Task =>
Each entry in the listing below should be restated word for word.

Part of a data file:
↓

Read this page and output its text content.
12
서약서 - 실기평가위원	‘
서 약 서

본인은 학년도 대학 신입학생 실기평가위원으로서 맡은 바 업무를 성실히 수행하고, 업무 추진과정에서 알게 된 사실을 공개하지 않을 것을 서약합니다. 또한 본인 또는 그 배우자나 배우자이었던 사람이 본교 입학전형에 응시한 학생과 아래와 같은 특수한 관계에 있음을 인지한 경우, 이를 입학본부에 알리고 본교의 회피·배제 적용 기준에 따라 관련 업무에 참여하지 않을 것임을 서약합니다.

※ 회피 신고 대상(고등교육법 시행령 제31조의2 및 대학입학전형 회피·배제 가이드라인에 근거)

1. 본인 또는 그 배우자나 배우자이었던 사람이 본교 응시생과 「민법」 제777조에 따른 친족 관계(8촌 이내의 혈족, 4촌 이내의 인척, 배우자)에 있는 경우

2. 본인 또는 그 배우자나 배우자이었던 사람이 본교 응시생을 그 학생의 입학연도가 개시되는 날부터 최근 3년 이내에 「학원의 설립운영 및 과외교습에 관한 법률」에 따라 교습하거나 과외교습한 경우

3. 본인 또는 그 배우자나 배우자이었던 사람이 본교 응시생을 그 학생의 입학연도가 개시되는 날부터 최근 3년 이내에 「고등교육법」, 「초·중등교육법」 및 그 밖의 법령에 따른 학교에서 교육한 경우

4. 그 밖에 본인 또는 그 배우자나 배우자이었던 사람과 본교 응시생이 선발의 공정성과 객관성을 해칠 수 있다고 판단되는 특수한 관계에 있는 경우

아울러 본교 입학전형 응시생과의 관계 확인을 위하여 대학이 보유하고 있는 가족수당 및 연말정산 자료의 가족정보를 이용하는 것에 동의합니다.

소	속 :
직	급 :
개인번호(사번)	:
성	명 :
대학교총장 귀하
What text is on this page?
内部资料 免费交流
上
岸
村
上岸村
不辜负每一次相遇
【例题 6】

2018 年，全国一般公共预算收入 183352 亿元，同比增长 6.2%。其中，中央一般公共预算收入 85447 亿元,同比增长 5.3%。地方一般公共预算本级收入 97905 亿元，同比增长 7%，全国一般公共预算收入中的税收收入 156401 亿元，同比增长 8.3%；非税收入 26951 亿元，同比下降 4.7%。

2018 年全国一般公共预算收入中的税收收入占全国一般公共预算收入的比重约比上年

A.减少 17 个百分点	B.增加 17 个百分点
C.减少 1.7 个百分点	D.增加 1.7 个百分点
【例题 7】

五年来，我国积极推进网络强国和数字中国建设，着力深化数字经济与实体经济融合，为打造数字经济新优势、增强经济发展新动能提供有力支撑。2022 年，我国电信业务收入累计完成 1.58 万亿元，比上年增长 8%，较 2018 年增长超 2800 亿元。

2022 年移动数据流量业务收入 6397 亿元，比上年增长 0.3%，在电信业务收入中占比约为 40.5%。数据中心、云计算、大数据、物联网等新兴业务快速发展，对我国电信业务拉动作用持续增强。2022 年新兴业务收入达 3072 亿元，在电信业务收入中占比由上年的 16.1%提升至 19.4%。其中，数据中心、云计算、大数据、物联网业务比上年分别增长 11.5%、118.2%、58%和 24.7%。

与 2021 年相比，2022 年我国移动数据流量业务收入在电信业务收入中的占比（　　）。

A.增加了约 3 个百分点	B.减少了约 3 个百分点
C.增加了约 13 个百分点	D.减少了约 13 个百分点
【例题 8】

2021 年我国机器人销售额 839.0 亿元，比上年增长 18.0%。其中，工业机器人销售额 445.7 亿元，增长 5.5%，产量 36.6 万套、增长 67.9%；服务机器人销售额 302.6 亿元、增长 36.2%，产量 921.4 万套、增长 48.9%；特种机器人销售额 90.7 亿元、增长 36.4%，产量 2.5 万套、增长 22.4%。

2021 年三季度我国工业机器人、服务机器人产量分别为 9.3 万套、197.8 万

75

↑

Worked solution =>
Read this page and output its text content.
12
서약서 - 실기평가위원	‘
서 약 서

본인은 학년도 대학 신입학생 실기평가위원으로서 맡은 바 업무를 성실히 수행하고, 업무 추진과정에서 알게 된 사실을 공개하지 않을 것을 서약합니다. 또한 본인 또는 그 배우자나 배우자이었던 사람이 본교 입학전형에 응시한 학생과 아래와 같은 특수한 관계에 있음을 인지한 경우, 이를 입학본부에 알리고 본교의 회피·배제 적용 기준에 따라 관련 업무에 참여하지 않을 것임을 서약합니다.

※ 회피 신고 대상(고등교육법 시행령 제31조의2 및 대학입학전형 회피·배제 가이드라인에 근거)

1. 본인 또는 그 배우자나 배우자이었던 사람이 본교 응시생과 「민법」 제777조에 따른 친족 관계(8촌 이내의 혈족, 4촌 이내의 인척, 배우자)에 있는 경우

2. 본인 또는 그 배우자나 배우자이었던 사람이 본교 응시생을 그 학생의 입학연도가 개시되는 날부터 최근 3년 이내에 「학원의 설립운영 및 과외교습에 관한 법률」에 따라 교습하거나 과외교습한 경우

3. 본인 또는 그 배우자나 배우자이었던 사람이 본교 응시생을 그 학생의 입학연도가 개시되는 날부터 최근 3년 이내에 「고등교육법」, 「초·중등교육법」 및 그 밖의 법령에 따른 학교에서 교육한 경우

4. 그 밖에 본인 또는 그 배우자나 배우자이었던 사람과 본교 응시생이 선발의 공정성과 객관성을 해칠 수 있다고 판단되는 특수한 관계에 있는 경우

아울러 본교 입학전형 응시생과의 관계 확인을 위하여 대학이 보유하고 있는 가족수당 및 연말정산 자료의 가족정보를 이용하는 것에 동의합니다.

소	속 :
직	급 :
개인번호(사번)	:
성	명 :
대학교총장 귀하
What text is on this page?
内部资料 免费交流
上
岸
村
上岸村
不辜负每一次相遇
【例题 6】

2018 年，全国一般公共预算收入 183352 亿元，同比增长 6.2%。其中，中央一般公共预算收入 85447 亿元,同比增长 5.3%。地方一般公共预算本级收入 97905 亿元，同比增长 7%，全国一般公共预算收入中的税收收入 156401 亿元，同比增长 8.3%；非税收入 26951 亿元，同比下降 4.7%。

2018 年全国一般公共预算收入中的税收收入占全国一般公共预算收入的比重约比上年

A.减少 17 个百分点	B.增加 17 个百分点
C.减少 1.7 个百分点	D.增加 1.7 个百分点
【例题 7】

五年来，我国积极推进网络强国和数字中国建设，着力深化数字经济与实体经济融合，为打造数字经济新优势、增强经济发展新动能提供有力支撑。2022 年，我国电信业务收入累计完成 1.58 万亿元，比上年增长 8%，较 2018 年增长超 2800 亿元。

2022 年移动数据流量业务收入 6397 亿元，比上年增长 0.3%，在电信业务收入中占比约为 40.5%。数据中心、云计算、大数据、物联网等新兴业务快速发展，对我国电信业务拉动作用持续增强。2022 年新兴业务收入达 3072 亿元，在电信业务收入中占比由上年的 16.1%提升至 19.4%。其中，数据中心、云计算、大数据、物联网业务比上年分别增长 11.5%、118.2%、58%和 24.7%。

与 2021 年相比，2022 年我国移动数据流量业务收入在电信业务收入中的占比（　　）。

A.增加了约 3 个百分点	B.减少了约 3 个百分点
C.增加了约 13 个百分点	D.减少了约 13 个百分点
【例题 8】

2021 年我国机器人销售额 839.0 亿元，比上年增长 18.0%。其中，工业机器人销售额 445.7 亿元，增长 5.5%，产量 36.6 万套、增长 67.9%；服务机器人销售额 302.6 亿元、增长 36.2%，产量 921.4 万套、增长 48.9%；特种机器人销售额 90.7 亿元、增长 36.4%，产量 2.5 万套、增长 22.4%。

2021 年三季度我国工业机器人、服务机器人产量分别为 9.3 万套、197.8 万

75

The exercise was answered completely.